(Dataset items)
>>>

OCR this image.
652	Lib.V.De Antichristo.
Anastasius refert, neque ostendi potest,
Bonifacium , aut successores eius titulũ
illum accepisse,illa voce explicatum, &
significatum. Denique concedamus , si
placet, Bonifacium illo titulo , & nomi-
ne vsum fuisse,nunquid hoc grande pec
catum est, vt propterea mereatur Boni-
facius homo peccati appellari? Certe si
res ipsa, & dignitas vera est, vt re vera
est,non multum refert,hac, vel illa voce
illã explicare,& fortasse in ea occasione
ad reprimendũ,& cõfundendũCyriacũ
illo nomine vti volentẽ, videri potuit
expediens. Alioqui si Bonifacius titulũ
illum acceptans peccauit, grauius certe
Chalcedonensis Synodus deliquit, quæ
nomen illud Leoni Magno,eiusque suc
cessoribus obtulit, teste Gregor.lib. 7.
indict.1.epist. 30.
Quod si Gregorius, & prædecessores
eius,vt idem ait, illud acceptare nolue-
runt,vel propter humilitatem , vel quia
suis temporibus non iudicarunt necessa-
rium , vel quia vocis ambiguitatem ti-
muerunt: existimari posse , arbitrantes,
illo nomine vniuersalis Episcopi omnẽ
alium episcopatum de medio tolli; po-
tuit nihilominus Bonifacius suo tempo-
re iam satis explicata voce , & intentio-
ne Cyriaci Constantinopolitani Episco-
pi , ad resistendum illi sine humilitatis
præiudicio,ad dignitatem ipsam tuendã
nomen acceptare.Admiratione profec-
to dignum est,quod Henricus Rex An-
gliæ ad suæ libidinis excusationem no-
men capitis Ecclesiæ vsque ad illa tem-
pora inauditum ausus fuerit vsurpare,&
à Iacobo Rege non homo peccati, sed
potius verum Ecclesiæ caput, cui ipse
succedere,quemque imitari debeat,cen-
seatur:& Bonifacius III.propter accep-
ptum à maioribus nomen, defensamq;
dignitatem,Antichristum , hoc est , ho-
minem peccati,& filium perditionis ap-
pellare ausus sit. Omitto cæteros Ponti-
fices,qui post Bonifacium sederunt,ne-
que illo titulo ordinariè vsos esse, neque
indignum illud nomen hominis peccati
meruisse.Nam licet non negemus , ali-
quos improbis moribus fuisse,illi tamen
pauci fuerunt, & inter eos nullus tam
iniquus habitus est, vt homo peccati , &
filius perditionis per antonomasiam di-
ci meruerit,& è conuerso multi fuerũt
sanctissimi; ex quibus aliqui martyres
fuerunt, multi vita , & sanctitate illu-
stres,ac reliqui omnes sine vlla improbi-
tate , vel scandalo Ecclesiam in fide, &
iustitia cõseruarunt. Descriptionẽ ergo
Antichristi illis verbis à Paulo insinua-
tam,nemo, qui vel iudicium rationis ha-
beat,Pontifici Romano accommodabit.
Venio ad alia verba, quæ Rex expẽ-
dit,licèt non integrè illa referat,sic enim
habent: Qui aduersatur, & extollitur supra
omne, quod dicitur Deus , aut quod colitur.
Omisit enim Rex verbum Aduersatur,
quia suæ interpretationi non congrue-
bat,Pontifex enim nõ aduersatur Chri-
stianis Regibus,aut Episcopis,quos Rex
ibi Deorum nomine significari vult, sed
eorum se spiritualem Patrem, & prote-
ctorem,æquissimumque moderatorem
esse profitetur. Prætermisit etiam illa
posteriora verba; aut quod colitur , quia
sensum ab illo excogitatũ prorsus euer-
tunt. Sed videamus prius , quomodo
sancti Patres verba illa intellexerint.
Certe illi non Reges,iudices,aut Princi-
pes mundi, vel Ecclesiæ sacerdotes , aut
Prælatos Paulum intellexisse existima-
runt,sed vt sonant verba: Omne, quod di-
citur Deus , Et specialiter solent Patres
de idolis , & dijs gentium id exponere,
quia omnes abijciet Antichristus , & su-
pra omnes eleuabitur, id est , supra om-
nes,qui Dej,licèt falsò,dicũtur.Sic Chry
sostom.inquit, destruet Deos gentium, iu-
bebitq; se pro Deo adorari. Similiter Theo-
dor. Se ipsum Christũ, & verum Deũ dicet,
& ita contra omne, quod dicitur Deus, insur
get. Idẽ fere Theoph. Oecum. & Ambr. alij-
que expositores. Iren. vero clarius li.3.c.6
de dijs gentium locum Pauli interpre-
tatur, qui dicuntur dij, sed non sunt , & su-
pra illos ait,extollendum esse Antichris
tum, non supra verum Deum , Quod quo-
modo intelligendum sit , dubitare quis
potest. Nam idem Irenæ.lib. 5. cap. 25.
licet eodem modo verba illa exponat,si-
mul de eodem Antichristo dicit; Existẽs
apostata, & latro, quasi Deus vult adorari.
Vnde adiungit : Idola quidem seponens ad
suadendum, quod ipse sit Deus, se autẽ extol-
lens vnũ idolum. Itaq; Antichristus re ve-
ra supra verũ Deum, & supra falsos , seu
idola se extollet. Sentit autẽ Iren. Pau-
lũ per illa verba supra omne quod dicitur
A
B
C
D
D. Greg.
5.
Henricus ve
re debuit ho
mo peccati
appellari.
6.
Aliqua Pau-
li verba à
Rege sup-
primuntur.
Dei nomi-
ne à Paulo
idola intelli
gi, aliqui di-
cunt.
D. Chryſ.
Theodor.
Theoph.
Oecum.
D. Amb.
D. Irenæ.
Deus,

<<<

### Exercise description
Return the whole listing exactly.

### Task answer
OCR this image.
652	Lib.V.De Antichristo.
Anastasius refert, neque ostendi potest,
Bonifacium , aut successores eius titulũ
illum accepisse,illa voce explicatum, &
significatum. Denique concedamus , si
placet, Bonifacium illo titulo , & nomi-
ne vsum fuisse,nunquid hoc grande pec
catum est, vt propterea mereatur Boni-
facius homo peccati appellari? Certe si
res ipsa, & dignitas vera est, vt re vera
est,non multum refert,hac, vel illa voce
illã explicare,& fortasse in ea occasione
ad reprimendũ,& cõfundendũCyriacũ
illo nomine vti volentẽ, videri potuit
expediens. Alioqui si Bonifacius titulũ
illum acceptans peccauit, grauius certe
Chalcedonensis Synodus deliquit, quæ
nomen illud Leoni Magno,eiusque suc
cessoribus obtulit, teste Gregor.lib. 7.
indict.1.epist. 30.
Quod si Gregorius, & prædecessores
eius,vt idem ait, illud acceptare nolue-
runt,vel propter humilitatem , vel quia
suis temporibus non iudicarunt necessa-
rium , vel quia vocis ambiguitatem ti-
muerunt: existimari posse , arbitrantes,
illo nomine vniuersalis Episcopi omnẽ
alium episcopatum de medio tolli; po-
tuit nihilominus Bonifacius suo tempo-
re iam satis explicata voce , & intentio-
ne Cyriaci Constantinopolitani Episco-
pi , ad resistendum illi sine humilitatis
præiudicio,ad dignitatem ipsam tuendã
nomen acceptare.Admiratione profec-
to dignum est,quod Henricus Rex An-
gliæ ad suæ libidinis excusationem no-
men capitis Ecclesiæ vsque ad illa tem-
pora inauditum ausus fuerit vsurpare,&
à Iacobo Rege non homo peccati, sed
potius verum Ecclesiæ caput, cui ipse
succedere,quemque imitari debeat,cen-
seatur:& Bonifacius III.propter accep-
ptum à maioribus nomen, defensamq;
dignitatem,Antichristum , hoc est , ho-
minem peccati,& filium perditionis ap-
pellare ausus sit. Omitto cæteros Ponti-
fices,qui post Bonifacium sederunt,ne-
que illo titulo ordinariè vsos esse, neque
indignum illud nomen hominis peccati
meruisse.Nam licet non negemus , ali-
quos improbis moribus fuisse,illi tamen
pauci fuerunt, & inter eos nullus tam
iniquus habitus est, vt homo peccati , &
filius perditionis per antonomasiam di-
ci meruerit,& è conuerso multi fuerũt
sanctissimi; ex quibus aliqui martyres
fuerunt, multi vita , & sanctitate illu-
stres,ac reliqui omnes sine vlla improbi-
tate , vel scandalo Ecclesiam in fide, &
iustitia cõseruarunt. Descriptionẽ ergo
Antichristi illis verbis à Paulo insinua-
tam,nemo, qui vel iudicium rationis ha-
beat,Pontifici Romano accommodabit.
Venio ad alia verba, quæ Rex expẽ-
dit,licèt non integrè illa referat,sic enim
habent: Qui aduersatur, & extollitur supra
omne, quod dicitur Deus , aut quod colitur.
Omisit enim Rex verbum Aduersatur,
quia suæ interpretationi non congrue-
bat,Pontifex enim nõ aduersatur Chri-
stianis Regibus,aut Episcopis,quos Rex
ibi Deorum nomine significari vult, sed
eorum se spiritualem Patrem, & prote-
ctorem,æquissimumque moderatorem
esse profitetur. Prætermisit etiam illa
posteriora verba; aut quod colitur , quia
sensum ab illo excogitatũ prorsus euer-
tunt. Sed videamus prius , quomodo
sancti Patres verba illa intellexerint.
Certe illi non Reges,iudices,aut Princi-
pes mundi, vel Ecclesiæ sacerdotes , aut
Prælatos Paulum intellexisse existima-
runt,sed vt sonant verba: Omne, quod di-
citur Deus , Et specialiter solent Patres
de idolis , & dijs gentium id exponere,
quia omnes abijciet Antichristus , & su-
pra omnes eleuabitur, id est , supra om-
nes,qui Dej,licèt falsò,dicũtur.Sic Chry
sostom.inquit, destruet Deos gentium, iu-
bebitq; se pro Deo adorari. Similiter Theo-
dor. Se ipsum Christũ, & verum Deũ dicet,
& ita contra omne, quod dicitur Deus, insur
get. Idẽ fere Theoph. Oecum. & Ambr. alij-
que expositores. Iren. vero clarius li.3.c.6
de dijs gentium locum Pauli interpre-
tatur, qui dicuntur dij, sed non sunt , & su-
pra illos ait,extollendum esse Antichris
tum, non supra verum Deum , Quod quo-
modo intelligendum sit , dubitare quis
potest. Nam idem Irenæ.lib. 5. cap. 25.
licet eodem modo verba illa exponat,si-
mul de eodem Antichristo dicit; Existẽs
apostata, & latro, quasi Deus vult adorari.
Vnde adiungit : Idola quidem seponens ad
suadendum, quod ipse sit Deus, se autẽ extol-
lens vnũ idolum. Itaq; Antichristus re ve-
ra supra verũ Deum, & supra falsos , seu
idola se extollet. Sentit autẽ Iren. Pau-
lũ per illa verba supra omne quod dicitur
A
B
C
D
D. Greg.
5.
Henricus ve
re debuit ho
mo peccati
appellari.
6.
Aliqua Pau-
li verba à
Rege sup-
primuntur.
Dei nomi-
ne à Paulo
idola intelli
gi, aliqui di-
cunt.
D. Chryſ.
Theodor.
Theoph.
Oecum.
D. Amb.
D. Irenæ.
Deus,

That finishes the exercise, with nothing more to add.